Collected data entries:
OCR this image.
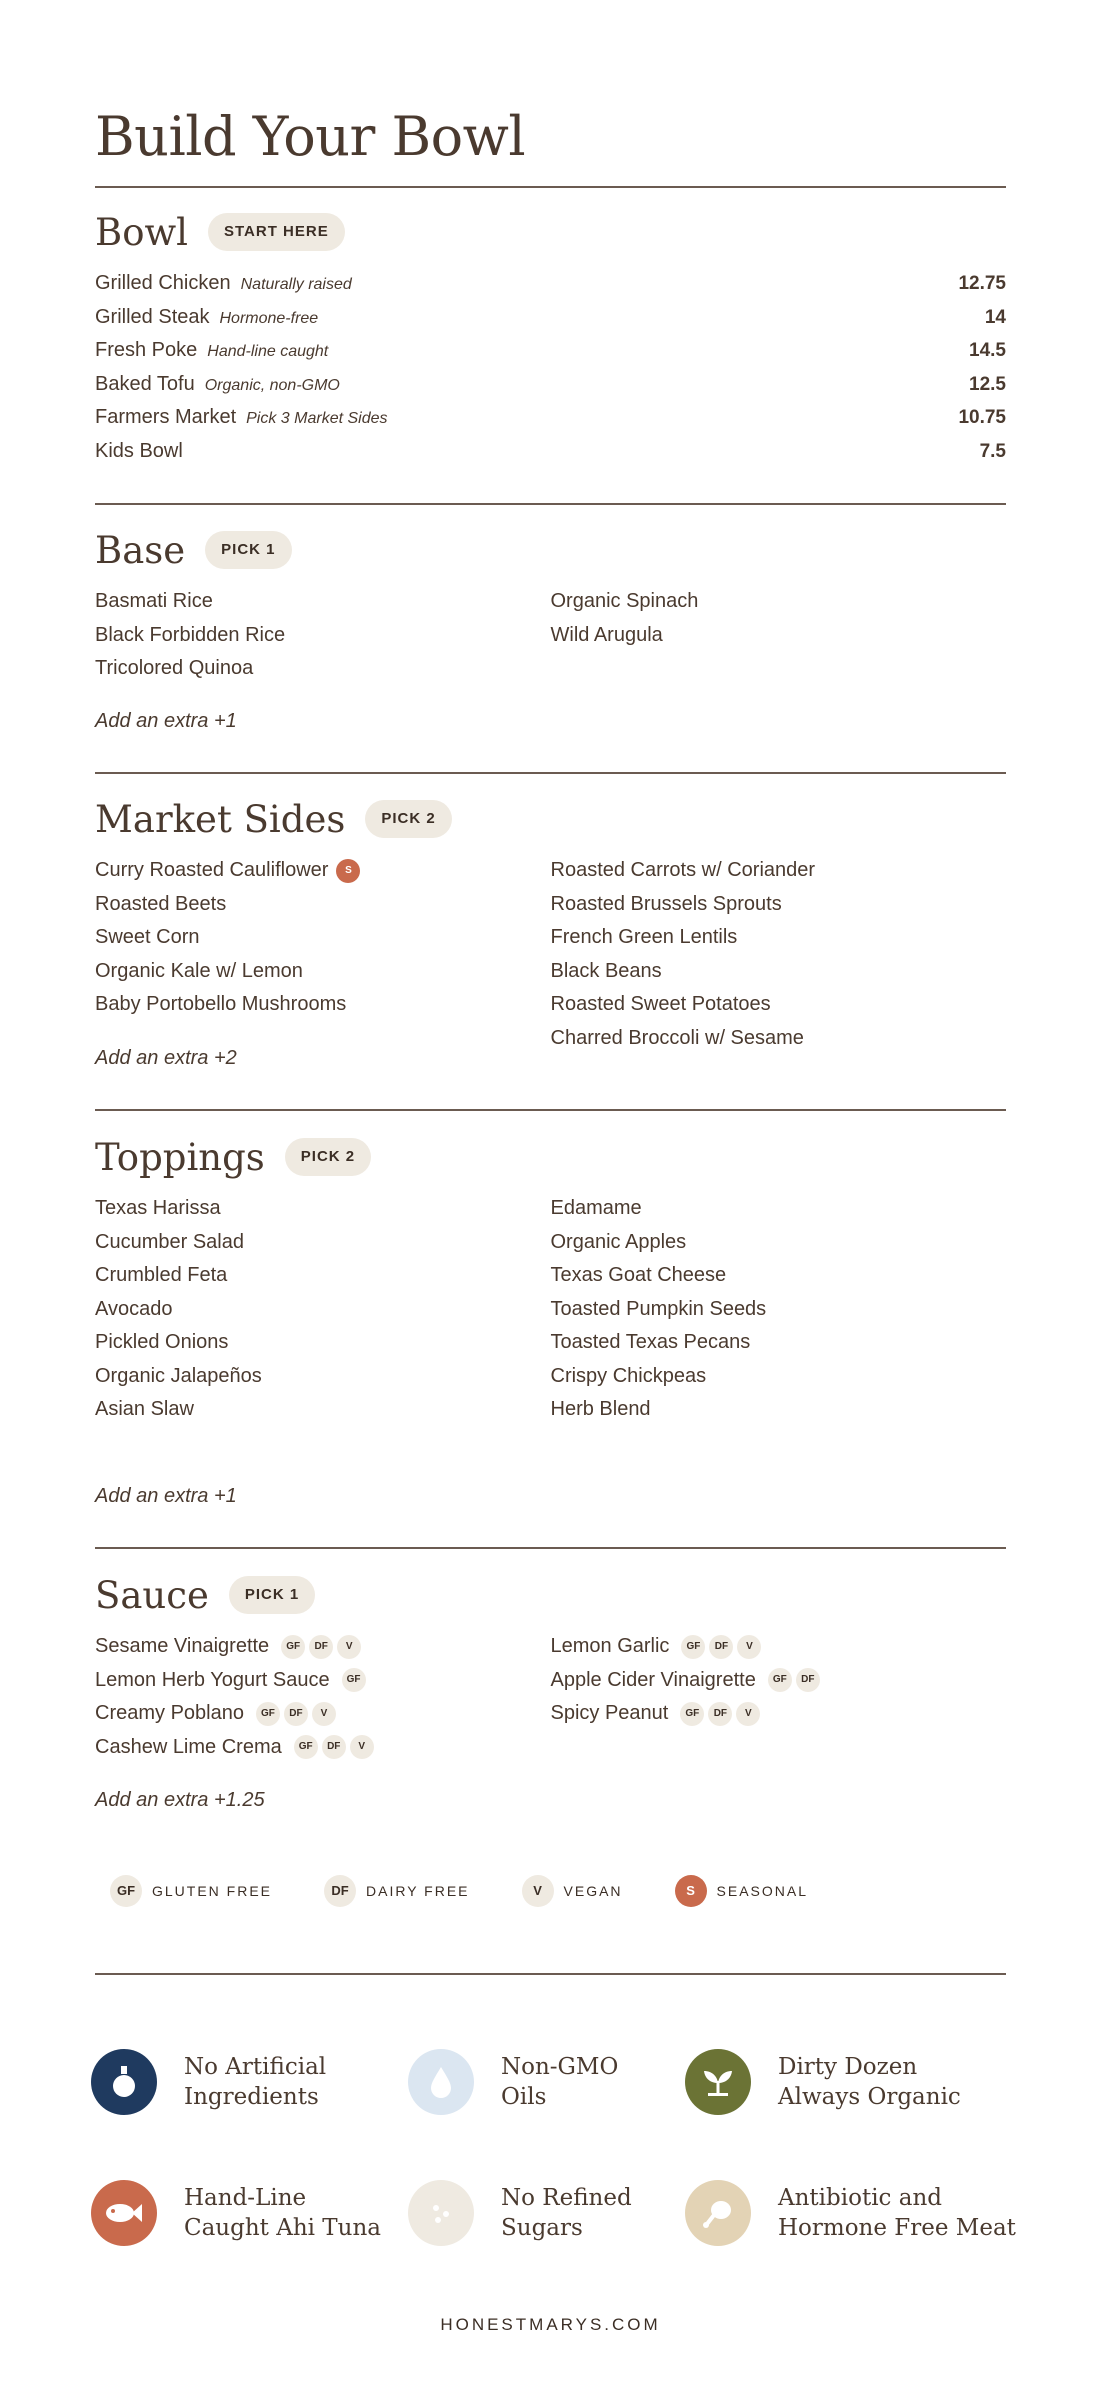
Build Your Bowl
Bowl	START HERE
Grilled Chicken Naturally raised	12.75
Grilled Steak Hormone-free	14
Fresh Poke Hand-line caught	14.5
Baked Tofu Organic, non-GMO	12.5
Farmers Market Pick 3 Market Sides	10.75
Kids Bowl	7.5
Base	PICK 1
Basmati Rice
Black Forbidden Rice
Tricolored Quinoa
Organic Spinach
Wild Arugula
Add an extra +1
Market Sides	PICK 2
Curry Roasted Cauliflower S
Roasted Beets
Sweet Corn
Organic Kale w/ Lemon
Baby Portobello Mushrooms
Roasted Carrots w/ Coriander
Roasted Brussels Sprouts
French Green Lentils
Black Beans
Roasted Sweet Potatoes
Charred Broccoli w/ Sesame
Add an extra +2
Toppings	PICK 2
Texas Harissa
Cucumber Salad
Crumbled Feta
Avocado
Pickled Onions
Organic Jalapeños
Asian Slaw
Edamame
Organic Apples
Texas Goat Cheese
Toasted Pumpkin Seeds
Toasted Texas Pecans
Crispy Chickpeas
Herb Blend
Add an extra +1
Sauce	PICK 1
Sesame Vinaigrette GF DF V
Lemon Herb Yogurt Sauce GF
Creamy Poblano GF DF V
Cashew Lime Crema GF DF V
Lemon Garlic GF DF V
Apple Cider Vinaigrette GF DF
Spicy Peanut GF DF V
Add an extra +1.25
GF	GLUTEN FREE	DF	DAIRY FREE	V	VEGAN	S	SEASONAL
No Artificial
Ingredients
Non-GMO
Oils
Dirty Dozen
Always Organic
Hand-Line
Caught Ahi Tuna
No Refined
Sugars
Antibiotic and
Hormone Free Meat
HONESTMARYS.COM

* * *

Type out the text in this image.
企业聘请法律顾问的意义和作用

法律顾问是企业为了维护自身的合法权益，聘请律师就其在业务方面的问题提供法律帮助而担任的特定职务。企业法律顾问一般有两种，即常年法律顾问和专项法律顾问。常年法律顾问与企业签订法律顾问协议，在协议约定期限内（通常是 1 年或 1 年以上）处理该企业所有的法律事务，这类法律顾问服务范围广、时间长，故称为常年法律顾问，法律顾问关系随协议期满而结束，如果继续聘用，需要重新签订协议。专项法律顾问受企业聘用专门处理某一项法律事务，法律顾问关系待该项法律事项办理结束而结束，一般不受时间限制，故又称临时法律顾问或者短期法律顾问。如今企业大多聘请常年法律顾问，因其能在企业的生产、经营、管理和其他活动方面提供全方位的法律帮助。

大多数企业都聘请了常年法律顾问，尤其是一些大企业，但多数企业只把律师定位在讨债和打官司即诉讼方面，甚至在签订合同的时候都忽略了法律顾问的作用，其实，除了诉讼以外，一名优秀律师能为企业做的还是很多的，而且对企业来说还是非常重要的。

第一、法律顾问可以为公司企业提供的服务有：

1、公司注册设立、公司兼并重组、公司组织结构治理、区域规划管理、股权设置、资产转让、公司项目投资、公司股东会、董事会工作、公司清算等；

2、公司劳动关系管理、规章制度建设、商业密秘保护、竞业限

> [Problem description]
Determine the number of lines where the string "Market" occurs, and give that number only.

> [Answer to the problem]
2